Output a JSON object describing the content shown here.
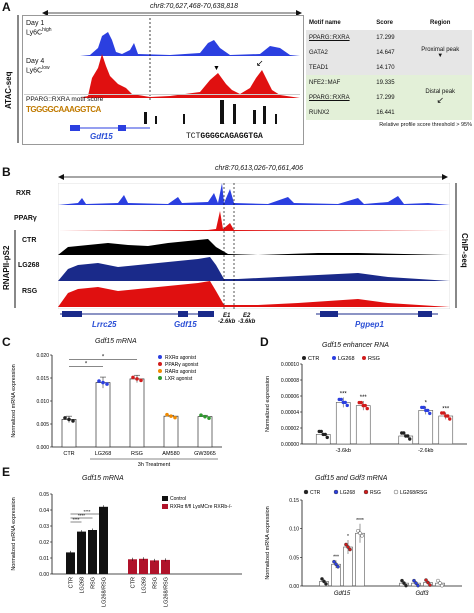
{
  "panelA": {
    "letter": "A",
    "coord": "chr8:70,627,468-70,638,818",
    "side_label": "ATAC-seq",
    "track1": {
      "line1": "Day 1",
      "line2_base": "Ly6C",
      "line2_sup": "high"
    },
    "track2": {
      "line1": "Day 4",
      "line2_base": "Ly6C",
      "line2_sup": "low"
    },
    "motif_label": "PPARG::RXRA motif score",
    "logo_text": "TGGGGCAAAGGTCA",
    "sequence_plain": "TCT",
    "sequence_bold": "GGGGCAGAGGTGA",
    "gene": "Gdf15",
    "table": {
      "headers": [
        "Motif name",
        "Score",
        "Region"
      ],
      "rows": [
        {
          "name": "PPARG::RXRA",
          "score": "17.299",
          "underline": true
        },
        {
          "name": "GATA2",
          "score": "14.647",
          "underline": false
        },
        {
          "name": "TEAD1",
          "score": "14.170",
          "underline": false
        },
        {
          "name": "NFE2::MAF",
          "score": "19.335",
          "underline": false
        },
        {
          "name": "PPARG::RXRA",
          "score": "17.299",
          "underline": true
        },
        {
          "name": "RUNX2",
          "score": "16.441",
          "underline": false
        }
      ],
      "region_proximal": "Proximal peak",
      "region_distal": "Distal peak",
      "arrow_down": "▼",
      "arrow_sw": "↙",
      "footnote": "Relative profile score threshold > 95%"
    },
    "colors": {
      "blue": "#2b3fe0",
      "red": "#e01010",
      "green_bg": "#e3f0d8",
      "grey_bg": "#e6e6e6"
    }
  },
  "panelB": {
    "letter": "B",
    "coord": "chr8:70,613,026-70,661,406",
    "tracks": [
      "RXR",
      "PPARγ",
      "CTR",
      "LG268",
      "RSG"
    ],
    "side_left": "RNAPII-pS2",
    "side_right": "ChIP-seq",
    "genes": [
      "Lrrc25",
      "Gdf15",
      "Pgpep1"
    ],
    "e1": "E1",
    "e1_dist": "-2.6kb",
    "e2": "E2",
    "e2_dist": "-3.6kb",
    "colors": {
      "blue": "#2b3fe0",
      "red": "#e01010",
      "black": "#000000",
      "navy": "#1a2a8a"
    }
  },
  "panelC": {
    "letter": "C",
    "title": "Gdf15 mRNA",
    "ylabel": "Normalized mRNA expression",
    "yticks": [
      "0.000",
      "0.005",
      "0.010",
      "0.015",
      "0.020"
    ],
    "xlabel": "3h Treatment",
    "legend": [
      {
        "label": "RXRα agonist",
        "color": "#2b3fe0"
      },
      {
        "label": "PPARγ agonist",
        "color": "#d11c1c"
      },
      {
        "label": "RARα agonist",
        "color": "#f08a00"
      },
      {
        "label": "LXR agonist",
        "color": "#2e9a2e"
      }
    ],
    "sig": [
      "*",
      "*"
    ],
    "chart_data": {
      "type": "bar",
      "categories": [
        "CTR",
        "LG268",
        "RSG",
        "AM580",
        "GW3965"
      ],
      "values": [
        0.006,
        0.014,
        0.0148,
        0.0067,
        0.0066
      ],
      "errors": [
        0.0007,
        0.0012,
        0.0008,
        0.0002,
        0.0003
      ],
      "colors": [
        "#222222",
        "#2b3fe0",
        "#d11c1c",
        "#f08a00",
        "#2e9a2e"
      ],
      "ylim": [
        0,
        0.02
      ],
      "ylabel": "Normalized mRNA expression",
      "xlabel": "3h Treatment"
    }
  },
  "panelD": {
    "letter": "D",
    "title": "Gdf15 enhancer RNA",
    "ylabel": "Normalized expression",
    "yticks": [
      "0.00000",
      "0.00002",
      "0.00004",
      "0.00006",
      "0.00008",
      "0.00010"
    ],
    "legend": [
      {
        "label": "CTR",
        "color": "#222222"
      },
      {
        "label": "LG268",
        "color": "#2b3fe0"
      },
      {
        "label": "RSG",
        "color": "#d11c1c"
      }
    ],
    "sig": [
      "***",
      "***",
      "*",
      "***"
    ],
    "chart_data": {
      "type": "bar",
      "categories": [
        "-3.6kb",
        "-2.6kb"
      ],
      "series": [
        {
          "name": "CTR",
          "values": [
            1.2e-05,
            1e-05
          ]
        },
        {
          "name": "LG268",
          "values": [
            5.2e-05,
            4.2e-05
          ]
        },
        {
          "name": "RSG",
          "values": [
            4.8e-05,
            3.5e-05
          ]
        }
      ],
      "ylim": [
        0,
        0.0001
      ],
      "ylabel": "Normalized expression"
    }
  },
  "panelE": {
    "letter": "E",
    "left": {
      "title": "Gdf15 mRNA",
      "ylabel": "Normalized mRNA expression",
      "yticks": [
        "0.00",
        "0.01",
        "0.02",
        "0.03",
        "0.04",
        "0.05"
      ],
      "legend": [
        {
          "label": "Control",
          "color": "#111111"
        },
        {
          "label": "RXRα fl/fl LysMCre RXRb-/-",
          "color": "#b0122a"
        }
      ],
      "sig": [
        "****",
        "****",
        "****"
      ],
      "chart_data": {
        "type": "bar",
        "categories": [
          "CTR",
          "LG268",
          "RSG",
          "LG268/RSG"
        ],
        "series": [
          {
            "name": "Control",
            "values": [
              0.0135,
              0.0265,
              0.0275,
              0.042
            ]
          },
          {
            "name": "RXRα fl/fl LysMCre RXRb-/-",
            "values": [
              0.0092,
              0.0095,
              0.0085,
              0.0088
            ]
          }
        ],
        "ylim": [
          0,
          0.05
        ],
        "ylabel": "Normalized mRNA expression"
      }
    },
    "right": {
      "title": "Gdf15 and Gdf3 mRNA",
      "ylabel": "Normalized mRNA expression",
      "yticks": [
        "0.00",
        "0.05",
        "0.10",
        "0.15"
      ],
      "legend": [
        {
          "label": "CTR",
          "color": "#222222"
        },
        {
          "label": "LG268",
          "color": "#2b3fe0"
        },
        {
          "label": "RSG",
          "color": "#d11c1c"
        },
        {
          "label": "LG268/RSG",
          "color": "#ffffff"
        }
      ],
      "sig": [
        "***",
        "*",
        "****"
      ],
      "chart_data": {
        "type": "bar",
        "categories": [
          "Gdf15",
          "Gdf3"
        ],
        "series": [
          {
            "name": "CTR",
            "values": [
              0.008,
              0.005
            ]
          },
          {
            "name": "LG268",
            "values": [
              0.038,
              0.005
            ]
          },
          {
            "name": "RSG",
            "values": [
              0.068,
              0.006
            ]
          },
          {
            "name": "LG268/RSG",
            "values": [
              0.092,
              0.005
            ]
          }
        ],
        "ylim": [
          0,
          0.15
        ],
        "ylabel": "Normalized mRNA expression"
      }
    }
  }
}
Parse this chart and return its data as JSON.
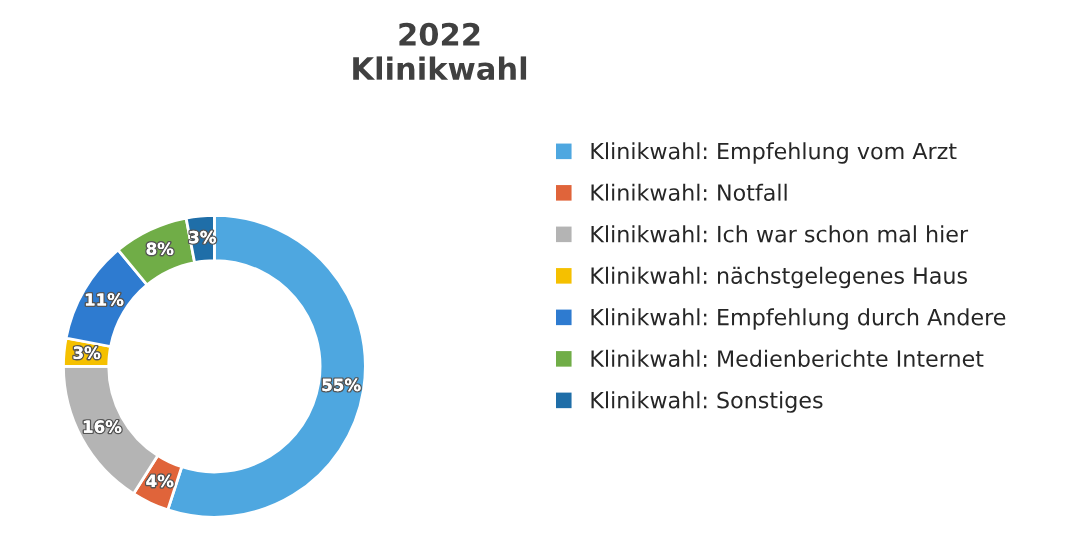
{
  "chart_data": {
    "type": "donut",
    "title": "2022\nKlinikwahl",
    "categories": [
      "Klinikwahl: Empfehlung vom Arzt",
      "Klinikwahl: Notfall",
      "Klinikwahl: Ich war schon mal hier",
      "Klinikwahl: nächstgelegenes Haus",
      "Klinikwahl: Empfehlung durch Andere",
      "Klinikwahl: Medienberichte Internet",
      "Klinikwahl: Sonstiges"
    ],
    "values": [
      55,
      4,
      16,
      3,
      11,
      8,
      3
    ],
    "colors": [
      "#4ea7e0",
      "#e0643a",
      "#b4b4b4",
      "#f5c000",
      "#2e7bd0",
      "#70ad47",
      "#1f6ea8"
    ],
    "value_labels": [
      "55%",
      "4%",
      "16%",
      "3%",
      "11%",
      "8%",
      "3%"
    ],
    "legend": "right"
  }
}
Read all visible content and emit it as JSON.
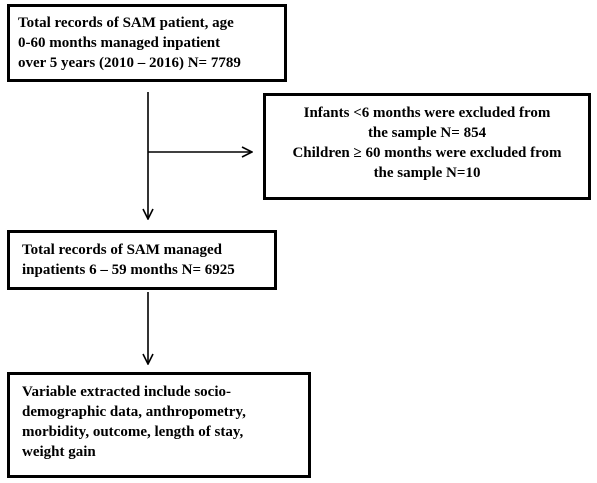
{
  "boxes": {
    "total_records": {
      "lines": [
        "Total records of SAM patient, age",
        "0-60 months managed inpatient",
        "over 5 years (2010 – 2016) N= 7789"
      ]
    },
    "excluded": {
      "lines": [
        "Infants <6 months were excluded from",
        "the sample N= 854",
        "Children ≥ 60 months were excluded from",
        "the sample N=10"
      ]
    },
    "managed_inpatients": {
      "lines": [
        "Total records of SAM managed",
        "inpatients 6 – 59 months N= 6925"
      ]
    },
    "variables": {
      "lines": [
        "Variable extracted include socio-",
        "demographic data, anthropometry,",
        "morbidity, outcome, length of stay,",
        "weight gain"
      ]
    }
  },
  "colors": {
    "stroke": "#000000",
    "background": "#ffffff"
  }
}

⁂

Please find every line in the records above that holds the word "content" and copy it.

* TASK RESULT
Output a JSON object describing the content shown here.
Read all visible content and emit it as JSON.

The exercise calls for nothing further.